##### Data in this exercise

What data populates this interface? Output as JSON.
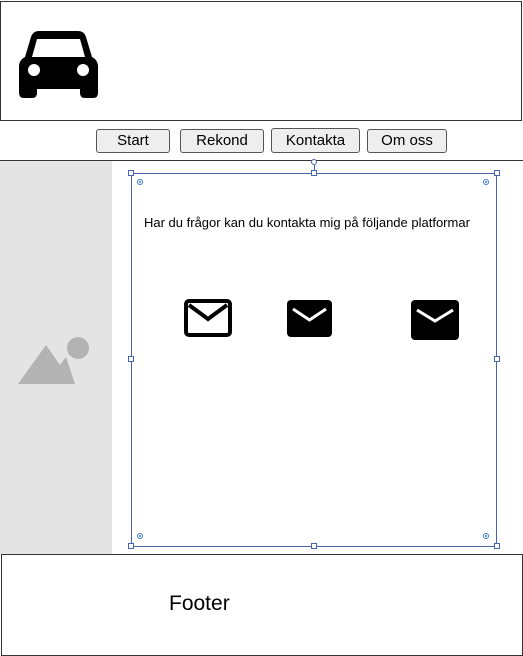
{
  "header": {
    "logo_icon": "car-icon"
  },
  "nav": {
    "items": [
      {
        "label": "Start"
      },
      {
        "label": "Rekond"
      },
      {
        "label": "Kontakta"
      },
      {
        "label": "Om oss"
      }
    ]
  },
  "sidebar": {
    "icon": "image-placeholder-icon"
  },
  "main": {
    "contact_text": "Har du frågor kan du kontakta mig på följande platformar",
    "contact_icons": [
      "mail-outline-icon",
      "mail-icon",
      "mail-icon"
    ]
  },
  "footer": {
    "label": "Footer"
  },
  "colors": {
    "selection": "#4a63b0",
    "sidebar_bg": "#e4e4e4",
    "placeholder_icon": "#b3b3b3"
  }
}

##########

*Problem details*.
Take the listing above and restate it word for word, without its pictures.

*Answer for the task*.
What data populates this interface? Output as JSON.
{
  "header": {
    "logo_icon": "car-icon"
  },
  "nav": {
    "items": [
      {
        "label": "Start"
      },
      {
        "label": "Rekond"
      },
      {
        "label": "Kontakta"
      },
      {
        "label": "Om oss"
      }
    ]
  },
  "sidebar": {
    "icon": "image-placeholder-icon"
  },
  "main": {
    "contact_text": "Har du frågor kan du kontakta mig på följande platformar",
    "contact_icons": [
      "mail-outline-icon",
      "mail-icon",
      "mail-icon"
    ]
  },
  "footer": {
    "label": "Footer"
  },
  "colors": {
    "selection": "#4a63b0",
    "sidebar_bg": "#e4e4e4",
    "placeholder_icon": "#b3b3b3"
  }
}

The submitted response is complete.